Exercise prompt:
Across the entries below, count the lines in which the word "эскимосы" occurs. Reply with the count alone.

[Figure dataset records]
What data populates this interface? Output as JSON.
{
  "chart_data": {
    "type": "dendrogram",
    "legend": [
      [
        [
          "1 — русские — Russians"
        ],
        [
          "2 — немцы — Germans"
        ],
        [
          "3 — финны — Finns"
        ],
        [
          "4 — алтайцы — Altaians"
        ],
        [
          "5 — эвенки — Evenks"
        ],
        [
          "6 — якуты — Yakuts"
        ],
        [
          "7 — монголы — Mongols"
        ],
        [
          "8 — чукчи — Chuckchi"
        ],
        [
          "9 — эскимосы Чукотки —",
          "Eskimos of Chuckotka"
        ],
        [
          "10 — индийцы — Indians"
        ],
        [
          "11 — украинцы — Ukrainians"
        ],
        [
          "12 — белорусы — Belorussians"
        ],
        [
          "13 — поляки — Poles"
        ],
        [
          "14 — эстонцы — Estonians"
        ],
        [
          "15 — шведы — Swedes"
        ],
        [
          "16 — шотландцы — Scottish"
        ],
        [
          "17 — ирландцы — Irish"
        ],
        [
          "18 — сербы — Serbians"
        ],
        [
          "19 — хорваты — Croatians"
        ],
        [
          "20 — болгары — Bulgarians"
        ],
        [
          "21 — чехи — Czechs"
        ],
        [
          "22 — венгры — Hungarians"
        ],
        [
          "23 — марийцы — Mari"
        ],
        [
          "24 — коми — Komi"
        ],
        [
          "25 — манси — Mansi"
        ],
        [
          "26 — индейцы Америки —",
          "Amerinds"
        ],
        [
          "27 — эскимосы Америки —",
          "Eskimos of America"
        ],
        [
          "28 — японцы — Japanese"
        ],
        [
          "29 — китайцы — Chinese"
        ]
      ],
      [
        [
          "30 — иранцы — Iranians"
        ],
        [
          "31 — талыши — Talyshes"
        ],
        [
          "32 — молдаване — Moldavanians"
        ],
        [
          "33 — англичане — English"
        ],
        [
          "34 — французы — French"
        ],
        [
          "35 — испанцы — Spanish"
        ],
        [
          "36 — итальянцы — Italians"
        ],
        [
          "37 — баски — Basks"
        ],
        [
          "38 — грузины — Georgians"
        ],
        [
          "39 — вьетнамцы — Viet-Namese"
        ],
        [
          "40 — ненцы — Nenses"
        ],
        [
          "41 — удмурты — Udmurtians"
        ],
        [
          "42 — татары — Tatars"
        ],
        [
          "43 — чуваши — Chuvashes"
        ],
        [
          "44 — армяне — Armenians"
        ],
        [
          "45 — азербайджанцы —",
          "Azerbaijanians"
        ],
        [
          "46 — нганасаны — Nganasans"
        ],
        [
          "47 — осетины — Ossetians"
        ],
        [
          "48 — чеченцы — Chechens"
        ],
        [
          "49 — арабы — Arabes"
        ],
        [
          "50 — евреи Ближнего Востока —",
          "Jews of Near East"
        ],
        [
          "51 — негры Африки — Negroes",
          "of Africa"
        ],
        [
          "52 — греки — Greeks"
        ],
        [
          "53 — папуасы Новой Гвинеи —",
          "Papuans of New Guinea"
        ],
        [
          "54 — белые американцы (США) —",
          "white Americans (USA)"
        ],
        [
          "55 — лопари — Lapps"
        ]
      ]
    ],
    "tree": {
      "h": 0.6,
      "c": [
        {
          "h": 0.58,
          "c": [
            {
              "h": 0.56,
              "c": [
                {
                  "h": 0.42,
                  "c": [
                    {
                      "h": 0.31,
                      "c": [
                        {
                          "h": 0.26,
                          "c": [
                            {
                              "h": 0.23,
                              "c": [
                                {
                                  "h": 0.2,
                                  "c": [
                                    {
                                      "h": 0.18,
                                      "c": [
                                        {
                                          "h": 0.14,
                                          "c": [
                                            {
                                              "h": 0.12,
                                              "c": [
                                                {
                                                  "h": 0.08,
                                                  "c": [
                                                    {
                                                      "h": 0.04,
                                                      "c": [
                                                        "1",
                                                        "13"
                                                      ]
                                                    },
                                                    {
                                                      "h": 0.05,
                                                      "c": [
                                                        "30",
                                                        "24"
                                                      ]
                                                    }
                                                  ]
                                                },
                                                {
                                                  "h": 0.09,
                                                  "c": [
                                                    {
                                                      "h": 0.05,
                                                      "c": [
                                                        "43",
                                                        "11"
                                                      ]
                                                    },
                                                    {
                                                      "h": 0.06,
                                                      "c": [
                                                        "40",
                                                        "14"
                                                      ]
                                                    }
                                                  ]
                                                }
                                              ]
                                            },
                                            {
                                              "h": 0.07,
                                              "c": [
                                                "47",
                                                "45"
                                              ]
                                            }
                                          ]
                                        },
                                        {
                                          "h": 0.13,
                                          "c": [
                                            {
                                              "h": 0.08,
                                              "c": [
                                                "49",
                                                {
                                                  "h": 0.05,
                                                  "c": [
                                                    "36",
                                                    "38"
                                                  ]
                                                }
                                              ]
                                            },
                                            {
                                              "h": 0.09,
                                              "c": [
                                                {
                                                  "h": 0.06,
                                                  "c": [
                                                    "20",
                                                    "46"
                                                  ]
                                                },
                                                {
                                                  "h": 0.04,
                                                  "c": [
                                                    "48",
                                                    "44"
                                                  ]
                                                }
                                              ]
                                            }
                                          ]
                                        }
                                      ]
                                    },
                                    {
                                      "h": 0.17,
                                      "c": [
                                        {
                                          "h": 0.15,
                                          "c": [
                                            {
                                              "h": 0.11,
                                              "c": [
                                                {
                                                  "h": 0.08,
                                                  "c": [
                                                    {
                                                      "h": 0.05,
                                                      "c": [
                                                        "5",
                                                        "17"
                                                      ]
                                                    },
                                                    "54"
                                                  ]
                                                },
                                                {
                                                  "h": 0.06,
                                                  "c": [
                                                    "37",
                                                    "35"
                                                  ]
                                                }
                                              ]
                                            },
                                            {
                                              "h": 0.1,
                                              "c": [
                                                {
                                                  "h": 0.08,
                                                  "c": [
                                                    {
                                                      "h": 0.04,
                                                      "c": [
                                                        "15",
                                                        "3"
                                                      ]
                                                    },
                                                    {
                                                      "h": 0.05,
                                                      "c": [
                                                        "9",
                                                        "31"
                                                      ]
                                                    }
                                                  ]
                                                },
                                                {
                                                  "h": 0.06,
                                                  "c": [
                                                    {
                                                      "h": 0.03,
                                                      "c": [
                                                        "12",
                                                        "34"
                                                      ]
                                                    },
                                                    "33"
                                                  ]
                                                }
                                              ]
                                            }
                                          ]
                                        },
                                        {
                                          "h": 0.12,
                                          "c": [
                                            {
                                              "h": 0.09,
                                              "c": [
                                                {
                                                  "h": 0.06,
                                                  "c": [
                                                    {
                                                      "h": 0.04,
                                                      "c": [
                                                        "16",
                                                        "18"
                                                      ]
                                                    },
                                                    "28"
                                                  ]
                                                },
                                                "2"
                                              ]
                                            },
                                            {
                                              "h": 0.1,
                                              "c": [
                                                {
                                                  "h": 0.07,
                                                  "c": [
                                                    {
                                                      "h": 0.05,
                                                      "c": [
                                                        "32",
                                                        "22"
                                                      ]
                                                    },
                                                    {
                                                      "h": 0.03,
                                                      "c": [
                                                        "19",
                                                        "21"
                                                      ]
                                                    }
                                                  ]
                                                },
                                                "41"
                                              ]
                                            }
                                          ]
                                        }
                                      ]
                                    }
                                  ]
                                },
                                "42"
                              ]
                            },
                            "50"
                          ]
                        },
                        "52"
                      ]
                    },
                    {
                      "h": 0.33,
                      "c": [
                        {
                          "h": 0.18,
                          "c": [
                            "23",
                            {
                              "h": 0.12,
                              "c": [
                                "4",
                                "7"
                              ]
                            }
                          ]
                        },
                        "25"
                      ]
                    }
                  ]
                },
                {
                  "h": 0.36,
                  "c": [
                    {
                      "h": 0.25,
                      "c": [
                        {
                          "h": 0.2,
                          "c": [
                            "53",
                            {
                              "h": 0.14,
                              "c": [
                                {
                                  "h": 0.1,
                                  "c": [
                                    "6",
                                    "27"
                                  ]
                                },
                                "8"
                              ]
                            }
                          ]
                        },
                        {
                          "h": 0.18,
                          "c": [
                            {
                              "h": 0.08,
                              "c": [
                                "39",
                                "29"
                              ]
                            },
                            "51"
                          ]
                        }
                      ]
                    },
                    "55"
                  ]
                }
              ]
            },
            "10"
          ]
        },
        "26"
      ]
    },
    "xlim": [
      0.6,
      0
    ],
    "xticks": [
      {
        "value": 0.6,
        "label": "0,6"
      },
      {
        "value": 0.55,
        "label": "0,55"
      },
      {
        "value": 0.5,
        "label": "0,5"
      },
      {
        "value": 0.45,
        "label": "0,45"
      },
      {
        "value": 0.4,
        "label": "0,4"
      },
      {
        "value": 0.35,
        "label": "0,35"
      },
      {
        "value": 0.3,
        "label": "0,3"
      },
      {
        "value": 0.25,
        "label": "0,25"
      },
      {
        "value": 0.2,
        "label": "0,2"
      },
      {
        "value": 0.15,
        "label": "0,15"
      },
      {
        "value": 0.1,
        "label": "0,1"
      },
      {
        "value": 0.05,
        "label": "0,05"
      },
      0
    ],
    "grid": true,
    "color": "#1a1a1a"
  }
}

Task solution:
2